(Entries with figure data)
——

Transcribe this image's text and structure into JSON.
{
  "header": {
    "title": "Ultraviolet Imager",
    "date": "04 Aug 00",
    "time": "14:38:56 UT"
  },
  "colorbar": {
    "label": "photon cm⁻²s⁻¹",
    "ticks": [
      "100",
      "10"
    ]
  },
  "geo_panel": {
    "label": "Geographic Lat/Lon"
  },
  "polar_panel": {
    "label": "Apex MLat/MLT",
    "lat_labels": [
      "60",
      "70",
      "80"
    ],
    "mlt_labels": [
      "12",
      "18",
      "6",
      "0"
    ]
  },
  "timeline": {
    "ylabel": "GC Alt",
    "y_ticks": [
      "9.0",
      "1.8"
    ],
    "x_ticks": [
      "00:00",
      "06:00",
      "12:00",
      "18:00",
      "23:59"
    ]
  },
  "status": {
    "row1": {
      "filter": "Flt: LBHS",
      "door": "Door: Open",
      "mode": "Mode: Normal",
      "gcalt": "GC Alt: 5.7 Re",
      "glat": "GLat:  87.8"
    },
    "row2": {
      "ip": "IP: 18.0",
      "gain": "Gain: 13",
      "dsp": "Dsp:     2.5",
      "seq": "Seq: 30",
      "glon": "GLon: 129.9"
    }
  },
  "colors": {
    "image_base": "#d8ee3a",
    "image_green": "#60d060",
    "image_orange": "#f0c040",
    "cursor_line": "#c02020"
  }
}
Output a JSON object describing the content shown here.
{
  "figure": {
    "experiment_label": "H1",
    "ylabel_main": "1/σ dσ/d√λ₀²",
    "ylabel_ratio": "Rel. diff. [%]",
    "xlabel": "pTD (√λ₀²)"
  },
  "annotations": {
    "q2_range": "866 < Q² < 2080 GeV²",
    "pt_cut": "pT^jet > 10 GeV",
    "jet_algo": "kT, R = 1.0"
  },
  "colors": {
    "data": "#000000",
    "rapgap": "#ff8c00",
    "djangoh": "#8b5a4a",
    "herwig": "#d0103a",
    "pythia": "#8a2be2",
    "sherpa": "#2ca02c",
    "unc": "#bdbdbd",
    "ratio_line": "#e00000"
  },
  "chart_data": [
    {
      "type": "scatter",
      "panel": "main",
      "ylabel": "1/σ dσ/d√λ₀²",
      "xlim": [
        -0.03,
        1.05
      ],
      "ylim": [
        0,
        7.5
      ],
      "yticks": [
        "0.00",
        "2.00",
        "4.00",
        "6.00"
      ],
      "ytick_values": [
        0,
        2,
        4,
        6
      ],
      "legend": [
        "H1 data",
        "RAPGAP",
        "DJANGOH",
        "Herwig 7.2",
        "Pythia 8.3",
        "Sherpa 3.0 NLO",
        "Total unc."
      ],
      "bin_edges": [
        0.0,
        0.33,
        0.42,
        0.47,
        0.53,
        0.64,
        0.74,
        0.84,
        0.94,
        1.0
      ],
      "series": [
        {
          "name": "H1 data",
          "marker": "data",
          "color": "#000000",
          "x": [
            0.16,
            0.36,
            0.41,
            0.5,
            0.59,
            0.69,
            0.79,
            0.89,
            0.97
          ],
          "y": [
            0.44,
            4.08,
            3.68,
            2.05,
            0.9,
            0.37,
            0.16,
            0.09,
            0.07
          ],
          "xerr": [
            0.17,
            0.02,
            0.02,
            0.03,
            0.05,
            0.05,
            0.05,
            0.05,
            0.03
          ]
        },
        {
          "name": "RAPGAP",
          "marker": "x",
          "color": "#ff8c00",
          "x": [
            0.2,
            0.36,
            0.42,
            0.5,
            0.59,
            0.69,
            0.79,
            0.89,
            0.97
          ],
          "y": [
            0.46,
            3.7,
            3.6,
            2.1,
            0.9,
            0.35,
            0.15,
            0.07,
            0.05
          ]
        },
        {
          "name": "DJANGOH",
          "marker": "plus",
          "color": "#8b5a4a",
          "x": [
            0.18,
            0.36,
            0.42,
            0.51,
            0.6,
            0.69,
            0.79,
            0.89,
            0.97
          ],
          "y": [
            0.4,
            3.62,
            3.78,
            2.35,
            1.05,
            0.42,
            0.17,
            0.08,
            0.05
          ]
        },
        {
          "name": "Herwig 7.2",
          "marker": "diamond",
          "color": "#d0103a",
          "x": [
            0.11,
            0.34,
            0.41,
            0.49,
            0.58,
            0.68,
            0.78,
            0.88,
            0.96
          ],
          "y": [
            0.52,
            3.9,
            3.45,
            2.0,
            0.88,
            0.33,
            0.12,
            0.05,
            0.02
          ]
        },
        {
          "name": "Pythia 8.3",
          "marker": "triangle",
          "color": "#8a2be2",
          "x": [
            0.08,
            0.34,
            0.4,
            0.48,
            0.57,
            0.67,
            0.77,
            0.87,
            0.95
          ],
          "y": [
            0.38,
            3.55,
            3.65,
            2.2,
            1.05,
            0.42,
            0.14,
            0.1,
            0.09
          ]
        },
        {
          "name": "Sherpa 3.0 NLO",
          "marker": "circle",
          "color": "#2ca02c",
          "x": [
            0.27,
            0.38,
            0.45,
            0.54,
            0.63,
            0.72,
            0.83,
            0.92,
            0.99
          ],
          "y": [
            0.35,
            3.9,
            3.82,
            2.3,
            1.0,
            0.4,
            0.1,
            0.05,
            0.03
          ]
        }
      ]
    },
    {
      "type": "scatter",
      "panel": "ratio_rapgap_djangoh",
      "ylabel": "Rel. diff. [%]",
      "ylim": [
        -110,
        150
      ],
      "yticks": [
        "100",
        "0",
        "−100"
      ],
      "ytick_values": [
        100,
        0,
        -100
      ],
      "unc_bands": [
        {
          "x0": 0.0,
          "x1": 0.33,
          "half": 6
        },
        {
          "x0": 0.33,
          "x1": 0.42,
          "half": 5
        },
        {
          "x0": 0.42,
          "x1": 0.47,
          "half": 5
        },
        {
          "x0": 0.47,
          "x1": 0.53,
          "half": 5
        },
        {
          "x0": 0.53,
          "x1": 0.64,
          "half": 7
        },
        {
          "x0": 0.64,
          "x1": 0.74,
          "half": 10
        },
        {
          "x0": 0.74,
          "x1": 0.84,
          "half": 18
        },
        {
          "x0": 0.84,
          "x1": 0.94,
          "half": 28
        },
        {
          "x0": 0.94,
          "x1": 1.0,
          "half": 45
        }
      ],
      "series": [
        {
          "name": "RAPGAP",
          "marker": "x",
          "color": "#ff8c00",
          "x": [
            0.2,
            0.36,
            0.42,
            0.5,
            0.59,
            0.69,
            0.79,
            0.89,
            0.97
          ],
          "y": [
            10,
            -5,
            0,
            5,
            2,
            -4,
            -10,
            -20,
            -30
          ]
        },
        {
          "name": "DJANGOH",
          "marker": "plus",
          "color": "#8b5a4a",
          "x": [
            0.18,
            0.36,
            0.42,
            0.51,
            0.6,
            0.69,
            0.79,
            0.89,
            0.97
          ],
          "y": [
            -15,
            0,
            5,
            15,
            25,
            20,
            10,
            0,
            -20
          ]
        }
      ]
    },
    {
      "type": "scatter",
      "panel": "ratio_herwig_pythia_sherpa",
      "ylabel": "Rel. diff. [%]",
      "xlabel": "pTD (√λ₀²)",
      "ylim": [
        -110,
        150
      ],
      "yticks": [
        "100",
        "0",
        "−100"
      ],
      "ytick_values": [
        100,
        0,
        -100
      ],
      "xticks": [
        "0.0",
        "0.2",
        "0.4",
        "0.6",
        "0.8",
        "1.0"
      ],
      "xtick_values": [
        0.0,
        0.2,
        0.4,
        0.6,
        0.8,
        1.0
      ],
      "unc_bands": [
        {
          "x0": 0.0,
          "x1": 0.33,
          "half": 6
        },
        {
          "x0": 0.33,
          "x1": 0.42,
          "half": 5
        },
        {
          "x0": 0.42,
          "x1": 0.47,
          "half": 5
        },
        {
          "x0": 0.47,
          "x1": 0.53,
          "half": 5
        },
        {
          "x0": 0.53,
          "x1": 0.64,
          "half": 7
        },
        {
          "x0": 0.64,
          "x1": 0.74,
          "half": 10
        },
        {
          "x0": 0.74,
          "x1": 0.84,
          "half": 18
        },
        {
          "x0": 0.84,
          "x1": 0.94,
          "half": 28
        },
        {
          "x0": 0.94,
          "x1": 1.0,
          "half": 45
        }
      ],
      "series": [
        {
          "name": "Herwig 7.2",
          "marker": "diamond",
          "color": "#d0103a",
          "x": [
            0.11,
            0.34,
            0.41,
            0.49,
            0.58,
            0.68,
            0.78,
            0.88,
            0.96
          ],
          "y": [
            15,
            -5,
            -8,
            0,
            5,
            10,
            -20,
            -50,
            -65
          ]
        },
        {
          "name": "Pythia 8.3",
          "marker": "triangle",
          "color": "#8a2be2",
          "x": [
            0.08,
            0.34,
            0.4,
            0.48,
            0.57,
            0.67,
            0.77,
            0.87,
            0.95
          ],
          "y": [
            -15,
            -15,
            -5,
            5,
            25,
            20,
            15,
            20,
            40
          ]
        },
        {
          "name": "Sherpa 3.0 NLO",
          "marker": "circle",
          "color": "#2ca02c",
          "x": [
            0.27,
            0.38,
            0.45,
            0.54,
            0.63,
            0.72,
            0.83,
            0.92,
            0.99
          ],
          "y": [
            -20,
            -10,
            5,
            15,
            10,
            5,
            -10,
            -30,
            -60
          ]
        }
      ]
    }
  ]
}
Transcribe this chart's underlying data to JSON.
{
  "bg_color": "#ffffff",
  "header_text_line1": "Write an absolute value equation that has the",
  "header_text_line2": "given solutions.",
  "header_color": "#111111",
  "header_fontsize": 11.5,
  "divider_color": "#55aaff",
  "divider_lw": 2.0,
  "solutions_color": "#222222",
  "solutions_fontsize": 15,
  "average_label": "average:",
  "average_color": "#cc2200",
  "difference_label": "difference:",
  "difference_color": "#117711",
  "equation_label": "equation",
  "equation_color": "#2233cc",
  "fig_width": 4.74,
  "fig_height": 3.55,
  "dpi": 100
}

——

== Exercise aim ==
Find each line holding "JSON". Copy it out.

== Output below ==
Transcribe this image's text and structure into JSON.
Output a JSON object describing the content shown here.
Transcribe this chart's underlying data to JSON.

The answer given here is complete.